— Exercise details —
Copy, from the entries below, each line in which the string "Stockton" appears.

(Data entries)
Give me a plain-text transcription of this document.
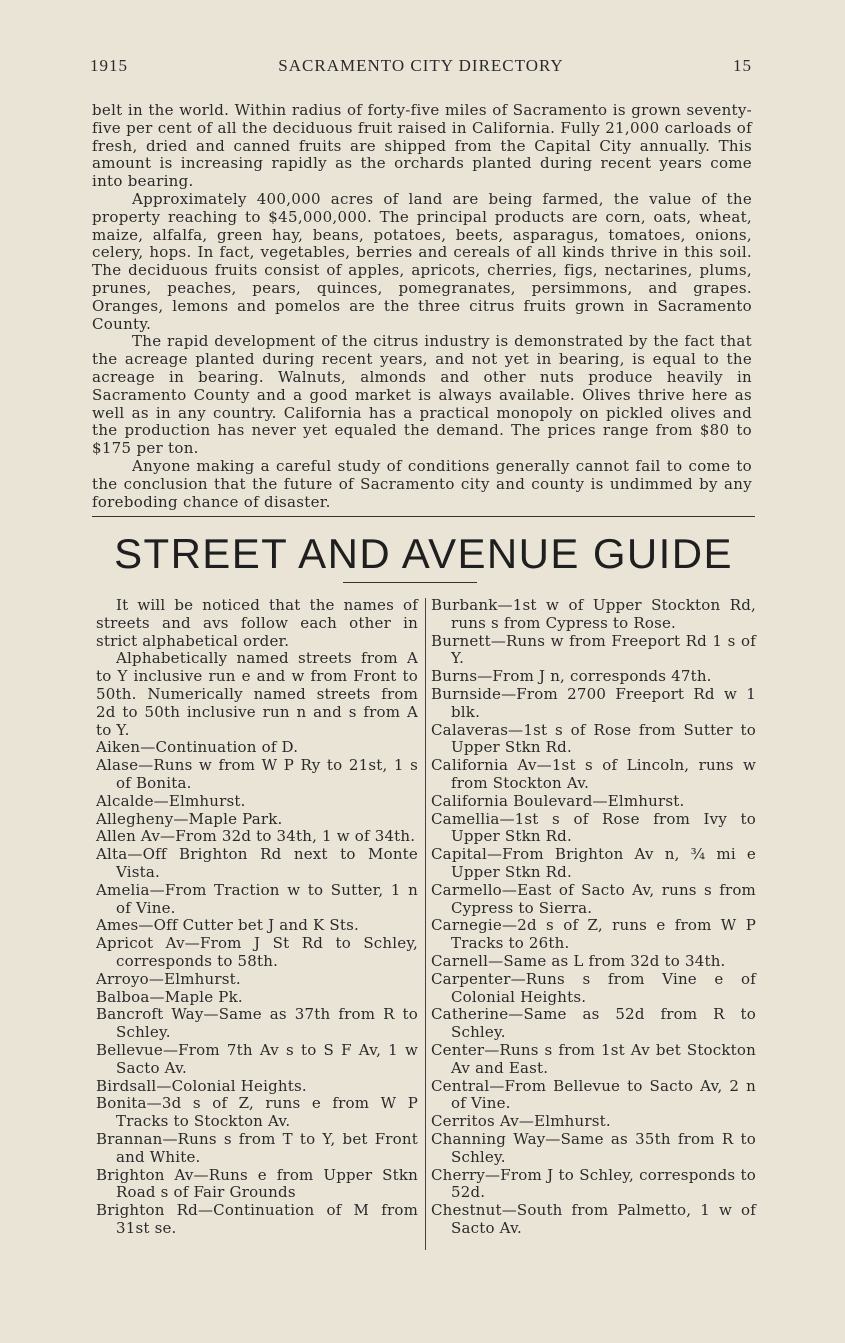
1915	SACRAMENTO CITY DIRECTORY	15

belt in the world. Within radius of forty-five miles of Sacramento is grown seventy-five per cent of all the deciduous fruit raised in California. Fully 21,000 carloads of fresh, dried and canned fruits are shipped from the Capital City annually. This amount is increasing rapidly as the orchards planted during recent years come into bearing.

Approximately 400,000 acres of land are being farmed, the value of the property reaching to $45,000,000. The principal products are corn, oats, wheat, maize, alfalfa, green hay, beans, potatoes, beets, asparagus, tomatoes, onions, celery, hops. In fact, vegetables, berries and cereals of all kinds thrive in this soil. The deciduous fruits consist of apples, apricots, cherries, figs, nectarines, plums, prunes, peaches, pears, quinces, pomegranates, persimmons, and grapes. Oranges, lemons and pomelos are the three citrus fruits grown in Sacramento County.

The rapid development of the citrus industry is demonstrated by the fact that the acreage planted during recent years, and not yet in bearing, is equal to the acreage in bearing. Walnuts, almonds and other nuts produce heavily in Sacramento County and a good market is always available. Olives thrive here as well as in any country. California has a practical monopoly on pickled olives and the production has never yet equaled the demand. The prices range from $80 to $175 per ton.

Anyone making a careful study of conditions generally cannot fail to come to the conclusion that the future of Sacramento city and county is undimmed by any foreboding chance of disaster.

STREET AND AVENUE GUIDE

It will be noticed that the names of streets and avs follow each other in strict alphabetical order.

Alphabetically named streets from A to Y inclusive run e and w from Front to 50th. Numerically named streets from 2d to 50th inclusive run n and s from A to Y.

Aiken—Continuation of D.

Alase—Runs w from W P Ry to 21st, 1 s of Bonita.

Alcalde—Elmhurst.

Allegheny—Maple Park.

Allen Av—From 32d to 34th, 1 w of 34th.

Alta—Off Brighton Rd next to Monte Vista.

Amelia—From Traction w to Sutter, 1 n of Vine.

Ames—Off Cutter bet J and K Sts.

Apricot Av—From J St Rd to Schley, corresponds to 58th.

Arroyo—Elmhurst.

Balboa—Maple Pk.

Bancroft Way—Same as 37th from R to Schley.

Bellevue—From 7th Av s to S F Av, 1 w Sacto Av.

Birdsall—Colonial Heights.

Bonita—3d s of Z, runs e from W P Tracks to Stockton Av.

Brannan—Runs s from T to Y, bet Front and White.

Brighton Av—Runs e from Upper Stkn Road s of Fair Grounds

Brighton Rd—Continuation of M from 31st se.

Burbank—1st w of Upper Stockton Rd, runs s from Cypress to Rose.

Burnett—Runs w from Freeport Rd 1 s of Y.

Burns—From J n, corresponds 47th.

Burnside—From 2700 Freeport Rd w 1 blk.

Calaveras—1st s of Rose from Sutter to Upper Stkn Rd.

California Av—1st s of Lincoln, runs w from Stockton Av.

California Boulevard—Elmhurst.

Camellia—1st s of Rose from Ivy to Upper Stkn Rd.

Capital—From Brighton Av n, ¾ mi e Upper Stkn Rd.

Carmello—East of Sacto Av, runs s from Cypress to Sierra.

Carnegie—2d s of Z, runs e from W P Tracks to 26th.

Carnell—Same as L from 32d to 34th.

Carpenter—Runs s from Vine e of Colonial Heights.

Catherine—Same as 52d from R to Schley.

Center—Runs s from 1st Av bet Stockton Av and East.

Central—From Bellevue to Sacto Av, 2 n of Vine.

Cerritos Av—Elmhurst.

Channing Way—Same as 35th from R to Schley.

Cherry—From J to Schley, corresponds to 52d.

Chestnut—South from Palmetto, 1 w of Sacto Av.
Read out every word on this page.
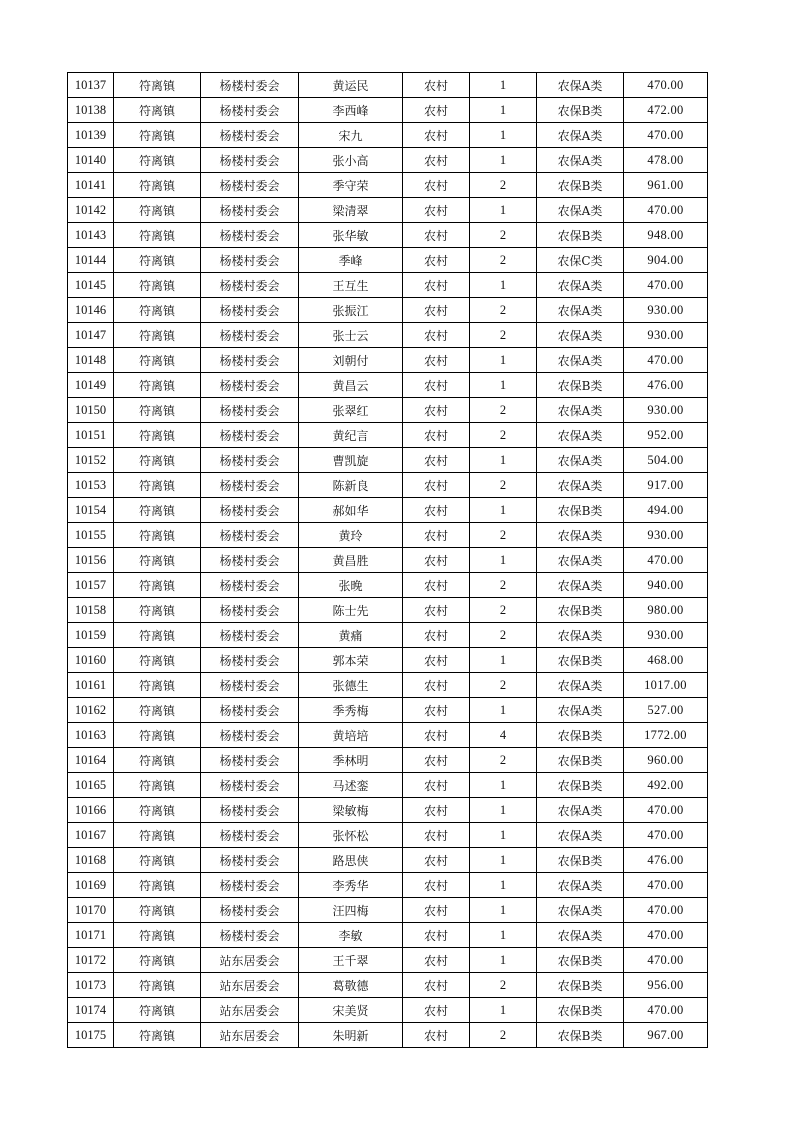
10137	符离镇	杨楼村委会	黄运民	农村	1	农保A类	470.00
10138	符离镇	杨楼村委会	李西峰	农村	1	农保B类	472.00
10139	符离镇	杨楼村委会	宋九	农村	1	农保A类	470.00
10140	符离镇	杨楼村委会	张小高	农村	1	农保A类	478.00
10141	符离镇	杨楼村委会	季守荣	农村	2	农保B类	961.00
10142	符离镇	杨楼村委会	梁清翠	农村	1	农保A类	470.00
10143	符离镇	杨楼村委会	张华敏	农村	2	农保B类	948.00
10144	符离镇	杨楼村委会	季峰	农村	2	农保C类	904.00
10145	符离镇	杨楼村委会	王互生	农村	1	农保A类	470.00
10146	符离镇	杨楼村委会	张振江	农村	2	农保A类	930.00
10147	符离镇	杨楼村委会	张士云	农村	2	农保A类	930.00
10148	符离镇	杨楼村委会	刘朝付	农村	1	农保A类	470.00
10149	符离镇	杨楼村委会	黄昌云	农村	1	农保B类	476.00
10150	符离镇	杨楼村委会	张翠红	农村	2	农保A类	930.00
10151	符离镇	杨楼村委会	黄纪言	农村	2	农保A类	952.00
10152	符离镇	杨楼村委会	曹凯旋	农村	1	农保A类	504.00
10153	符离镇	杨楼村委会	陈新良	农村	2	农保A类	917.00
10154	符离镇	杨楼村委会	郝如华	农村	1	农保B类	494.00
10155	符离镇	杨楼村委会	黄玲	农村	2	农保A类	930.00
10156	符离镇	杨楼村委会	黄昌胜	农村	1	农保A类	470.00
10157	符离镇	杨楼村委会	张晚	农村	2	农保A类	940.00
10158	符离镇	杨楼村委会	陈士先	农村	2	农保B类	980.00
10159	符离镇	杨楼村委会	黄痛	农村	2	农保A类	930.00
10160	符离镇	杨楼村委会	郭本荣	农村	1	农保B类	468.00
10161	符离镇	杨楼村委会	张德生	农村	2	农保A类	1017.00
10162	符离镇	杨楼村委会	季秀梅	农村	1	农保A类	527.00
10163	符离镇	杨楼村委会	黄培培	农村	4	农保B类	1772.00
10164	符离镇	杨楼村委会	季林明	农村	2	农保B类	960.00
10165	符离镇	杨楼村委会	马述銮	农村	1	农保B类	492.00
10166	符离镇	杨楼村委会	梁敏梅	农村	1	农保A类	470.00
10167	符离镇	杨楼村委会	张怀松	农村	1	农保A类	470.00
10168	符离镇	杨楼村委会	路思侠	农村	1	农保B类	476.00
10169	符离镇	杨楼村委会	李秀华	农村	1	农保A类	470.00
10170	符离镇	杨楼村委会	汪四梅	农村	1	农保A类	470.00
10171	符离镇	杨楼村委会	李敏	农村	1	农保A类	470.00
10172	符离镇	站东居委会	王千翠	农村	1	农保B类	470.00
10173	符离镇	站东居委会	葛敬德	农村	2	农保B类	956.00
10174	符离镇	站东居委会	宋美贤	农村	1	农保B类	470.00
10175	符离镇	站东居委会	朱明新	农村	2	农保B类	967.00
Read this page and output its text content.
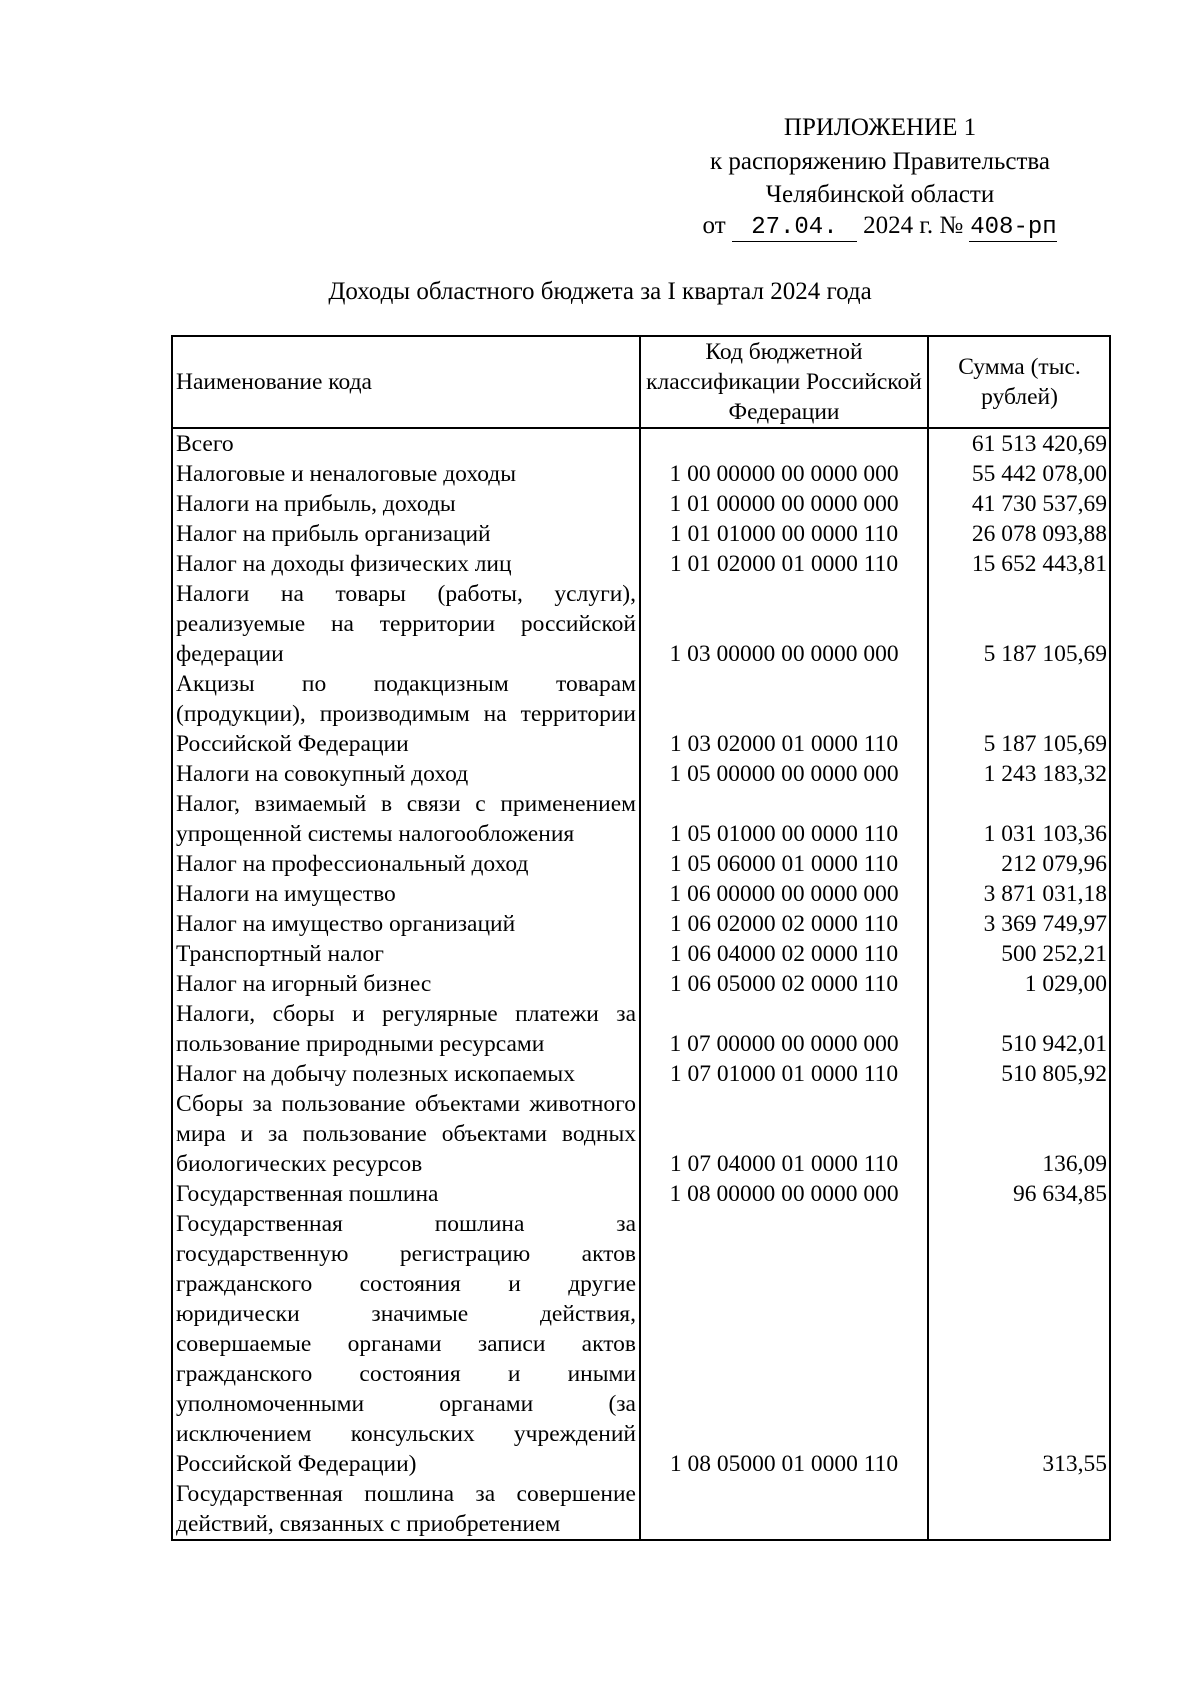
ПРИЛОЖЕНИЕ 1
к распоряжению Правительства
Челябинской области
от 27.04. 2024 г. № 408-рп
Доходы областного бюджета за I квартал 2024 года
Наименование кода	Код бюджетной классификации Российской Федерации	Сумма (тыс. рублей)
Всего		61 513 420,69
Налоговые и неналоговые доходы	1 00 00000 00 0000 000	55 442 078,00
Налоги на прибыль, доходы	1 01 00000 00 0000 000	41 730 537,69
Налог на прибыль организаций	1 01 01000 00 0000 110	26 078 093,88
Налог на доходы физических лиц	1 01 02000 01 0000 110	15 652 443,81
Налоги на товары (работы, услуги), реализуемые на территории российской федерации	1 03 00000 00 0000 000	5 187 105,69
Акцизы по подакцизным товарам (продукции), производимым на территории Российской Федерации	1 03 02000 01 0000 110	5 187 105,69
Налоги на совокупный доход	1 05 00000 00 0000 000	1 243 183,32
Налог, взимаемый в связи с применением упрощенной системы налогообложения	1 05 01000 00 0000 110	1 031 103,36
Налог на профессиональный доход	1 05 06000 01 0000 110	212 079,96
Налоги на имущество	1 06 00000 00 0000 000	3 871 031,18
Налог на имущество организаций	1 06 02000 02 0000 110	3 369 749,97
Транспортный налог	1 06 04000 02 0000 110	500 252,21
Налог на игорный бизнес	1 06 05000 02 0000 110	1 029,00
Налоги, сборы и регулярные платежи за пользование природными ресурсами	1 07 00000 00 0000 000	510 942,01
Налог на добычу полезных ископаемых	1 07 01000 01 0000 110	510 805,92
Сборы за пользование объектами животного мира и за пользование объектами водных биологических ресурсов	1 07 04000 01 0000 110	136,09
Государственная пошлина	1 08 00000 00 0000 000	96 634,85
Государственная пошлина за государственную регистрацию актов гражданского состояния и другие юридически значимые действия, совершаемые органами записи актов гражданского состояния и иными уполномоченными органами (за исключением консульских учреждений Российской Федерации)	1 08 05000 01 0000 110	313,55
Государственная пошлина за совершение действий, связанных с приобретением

— Written solution —
Bonita—3d s of Z, runs e from W P Tracks to Stockton Av.
Burbank—1st w of Upper Stockton Rd, runs s from Cypress to Rose.
California Av—1st s of Lincoln, runs w from Stockton Av.
Center—Runs s from 1st Av bet Stockton Av and East.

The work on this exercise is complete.